[BEGIN]

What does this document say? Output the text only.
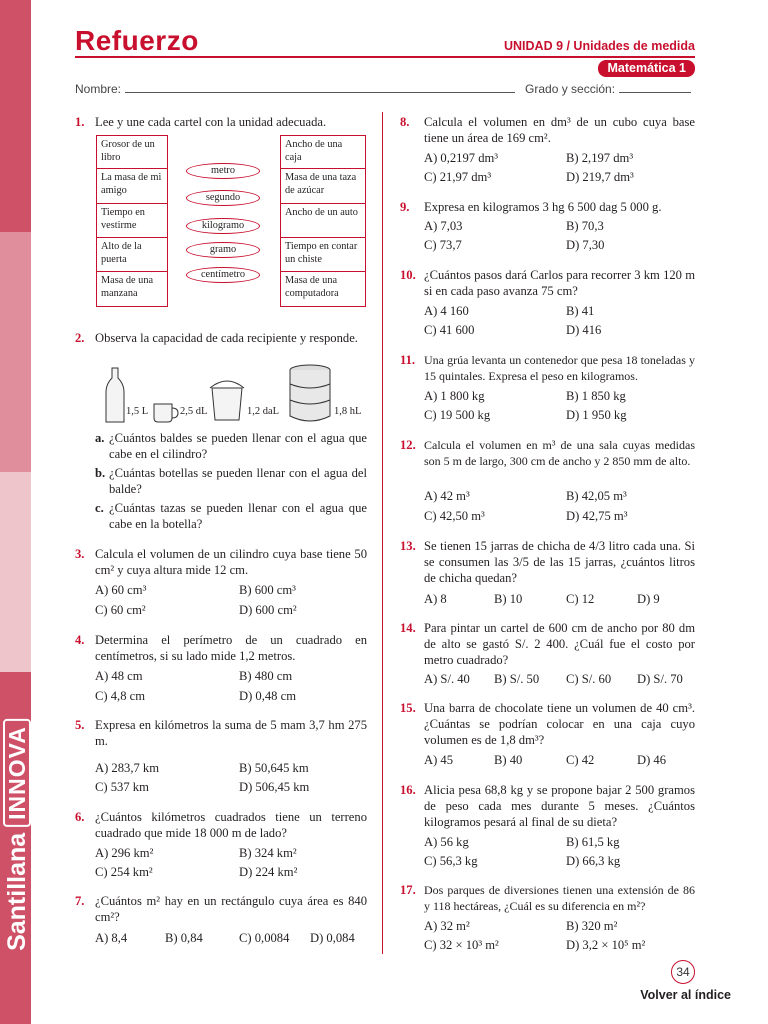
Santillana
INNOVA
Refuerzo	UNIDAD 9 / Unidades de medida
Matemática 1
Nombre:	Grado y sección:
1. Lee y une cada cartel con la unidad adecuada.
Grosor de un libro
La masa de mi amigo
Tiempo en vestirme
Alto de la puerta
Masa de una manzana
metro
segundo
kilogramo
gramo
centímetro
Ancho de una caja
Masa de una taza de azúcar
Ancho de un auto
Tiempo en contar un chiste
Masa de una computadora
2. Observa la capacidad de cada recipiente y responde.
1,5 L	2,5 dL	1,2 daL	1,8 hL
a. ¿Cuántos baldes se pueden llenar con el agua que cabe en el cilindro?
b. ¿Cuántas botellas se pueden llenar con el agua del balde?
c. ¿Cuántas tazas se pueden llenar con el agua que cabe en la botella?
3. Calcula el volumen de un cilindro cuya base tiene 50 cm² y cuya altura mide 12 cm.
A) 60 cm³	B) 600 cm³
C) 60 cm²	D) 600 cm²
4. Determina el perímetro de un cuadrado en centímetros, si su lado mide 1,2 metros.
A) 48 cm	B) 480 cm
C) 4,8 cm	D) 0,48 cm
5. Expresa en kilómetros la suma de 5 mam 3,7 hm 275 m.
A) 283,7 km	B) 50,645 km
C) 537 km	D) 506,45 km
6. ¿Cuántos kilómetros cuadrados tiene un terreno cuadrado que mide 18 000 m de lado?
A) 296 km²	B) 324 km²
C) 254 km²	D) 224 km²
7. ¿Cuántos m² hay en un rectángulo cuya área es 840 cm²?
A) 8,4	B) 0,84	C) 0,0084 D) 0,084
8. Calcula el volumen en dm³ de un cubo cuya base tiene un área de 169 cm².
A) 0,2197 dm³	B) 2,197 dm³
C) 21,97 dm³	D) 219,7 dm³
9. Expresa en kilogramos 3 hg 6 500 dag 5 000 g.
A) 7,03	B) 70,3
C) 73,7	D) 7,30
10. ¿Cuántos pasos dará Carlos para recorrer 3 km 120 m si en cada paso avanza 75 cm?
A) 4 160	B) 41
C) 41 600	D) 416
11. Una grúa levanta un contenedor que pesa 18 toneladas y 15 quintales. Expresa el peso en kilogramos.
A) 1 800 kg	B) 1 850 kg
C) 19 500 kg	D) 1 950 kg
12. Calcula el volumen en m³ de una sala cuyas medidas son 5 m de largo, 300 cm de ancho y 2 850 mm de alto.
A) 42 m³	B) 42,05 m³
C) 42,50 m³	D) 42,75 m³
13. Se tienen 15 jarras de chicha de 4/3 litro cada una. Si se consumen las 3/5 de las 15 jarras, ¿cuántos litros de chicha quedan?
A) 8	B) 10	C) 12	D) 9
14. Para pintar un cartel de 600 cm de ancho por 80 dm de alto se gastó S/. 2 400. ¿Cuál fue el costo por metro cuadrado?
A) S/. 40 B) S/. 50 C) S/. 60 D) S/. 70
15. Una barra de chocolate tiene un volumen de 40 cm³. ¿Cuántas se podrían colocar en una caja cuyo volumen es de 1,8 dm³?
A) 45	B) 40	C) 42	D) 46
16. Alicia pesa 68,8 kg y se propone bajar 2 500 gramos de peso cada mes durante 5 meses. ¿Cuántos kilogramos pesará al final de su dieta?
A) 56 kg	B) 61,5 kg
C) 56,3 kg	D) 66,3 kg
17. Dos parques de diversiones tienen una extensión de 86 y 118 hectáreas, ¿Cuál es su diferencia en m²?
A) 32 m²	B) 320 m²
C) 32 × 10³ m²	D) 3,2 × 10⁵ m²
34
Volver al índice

[END]

(The problem):
For the string "pesa", count the lines of the entries above that include it; answer with the number only.

(Exercise result):
2